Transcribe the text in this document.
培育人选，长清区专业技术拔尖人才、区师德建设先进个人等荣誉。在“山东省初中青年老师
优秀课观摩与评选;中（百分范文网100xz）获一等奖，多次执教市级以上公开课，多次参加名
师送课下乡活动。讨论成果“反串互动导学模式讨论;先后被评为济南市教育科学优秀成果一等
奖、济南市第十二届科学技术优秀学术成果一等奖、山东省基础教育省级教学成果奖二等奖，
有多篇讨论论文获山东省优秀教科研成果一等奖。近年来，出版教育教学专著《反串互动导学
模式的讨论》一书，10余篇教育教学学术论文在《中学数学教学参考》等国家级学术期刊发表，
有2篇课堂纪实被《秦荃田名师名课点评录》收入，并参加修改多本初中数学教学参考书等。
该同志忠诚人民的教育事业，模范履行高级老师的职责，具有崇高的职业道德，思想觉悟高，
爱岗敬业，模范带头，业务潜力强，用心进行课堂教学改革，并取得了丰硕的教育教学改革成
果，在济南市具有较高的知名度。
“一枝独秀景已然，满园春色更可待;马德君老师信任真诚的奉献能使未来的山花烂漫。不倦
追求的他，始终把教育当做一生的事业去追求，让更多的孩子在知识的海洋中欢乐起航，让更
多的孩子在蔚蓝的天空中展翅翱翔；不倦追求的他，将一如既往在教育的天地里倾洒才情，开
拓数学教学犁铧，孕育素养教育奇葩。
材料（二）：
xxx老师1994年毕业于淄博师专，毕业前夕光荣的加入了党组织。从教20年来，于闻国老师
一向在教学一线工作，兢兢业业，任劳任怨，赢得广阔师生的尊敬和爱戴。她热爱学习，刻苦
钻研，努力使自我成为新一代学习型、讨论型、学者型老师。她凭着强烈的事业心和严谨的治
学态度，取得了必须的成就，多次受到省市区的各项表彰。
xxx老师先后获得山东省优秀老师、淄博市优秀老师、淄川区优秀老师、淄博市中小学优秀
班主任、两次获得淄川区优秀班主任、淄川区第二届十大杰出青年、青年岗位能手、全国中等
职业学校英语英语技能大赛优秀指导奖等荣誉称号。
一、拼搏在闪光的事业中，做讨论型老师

▶ Goal:
Produce an exact copy of all the records.

▶ Answer to this task:
Transcribe the text in this document.
培育人选，长清区专业技术拔尖人才、区师德建设先进个人等荣誉。在“山东省初中青年老师
优秀课观摩与评选;中（百分范文网100xz）获一等奖，多次执教市级以上公开课，多次参加名
师送课下乡活动。讨论成果“反串互动导学模式讨论;先后被评为济南市教育科学优秀成果一等
奖、济南市第十二届科学技术优秀学术成果一等奖、山东省基础教育省级教学成果奖二等奖，
有多篇讨论论文获山东省优秀教科研成果一等奖。近年来，出版教育教学专著《反串互动导学
模式的讨论》一书，10余篇教育教学学术论文在《中学数学教学参考》等国家级学术期刊发表，
有2篇课堂纪实被《秦荃田名师名课点评录》收入，并参加修改多本初中数学教学参考书等。
该同志忠诚人民的教育事业，模范履行高级老师的职责，具有崇高的职业道德，思想觉悟高，
爱岗敬业，模范带头，业务潜力强，用心进行课堂教学改革，并取得了丰硕的教育教学改革成
果，在济南市具有较高的知名度。
“一枝独秀景已然，满园春色更可待;马德君老师信任真诚的奉献能使未来的山花烂漫。不倦
追求的他，始终把教育当做一生的事业去追求，让更多的孩子在知识的海洋中欢乐起航，让更
多的孩子在蔚蓝的天空中展翅翱翔；不倦追求的他，将一如既往在教育的天地里倾洒才情，开
拓数学教学犁铧，孕育素养教育奇葩。
材料（二）：
xxx老师1994年毕业于淄博师专，毕业前夕光荣的加入了党组织。从教20年来，于闻国老师
一向在教学一线工作，兢兢业业，任劳任怨，赢得广阔师生的尊敬和爱戴。她热爱学习，刻苦
钻研，努力使自我成为新一代学习型、讨论型、学者型老师。她凭着强烈的事业心和严谨的治
学态度，取得了必须的成就，多次受到省市区的各项表彰。
xxx老师先后获得山东省优秀老师、淄博市优秀老师、淄川区优秀老师、淄博市中小学优秀
班主任、两次获得淄川区优秀班主任、淄川区第二届十大杰出青年、青年岗位能手、全国中等
职业学校英语英语技能大赛优秀指导奖等荣誉称号。
一、拼搏在闪光的事业中，做讨论型老师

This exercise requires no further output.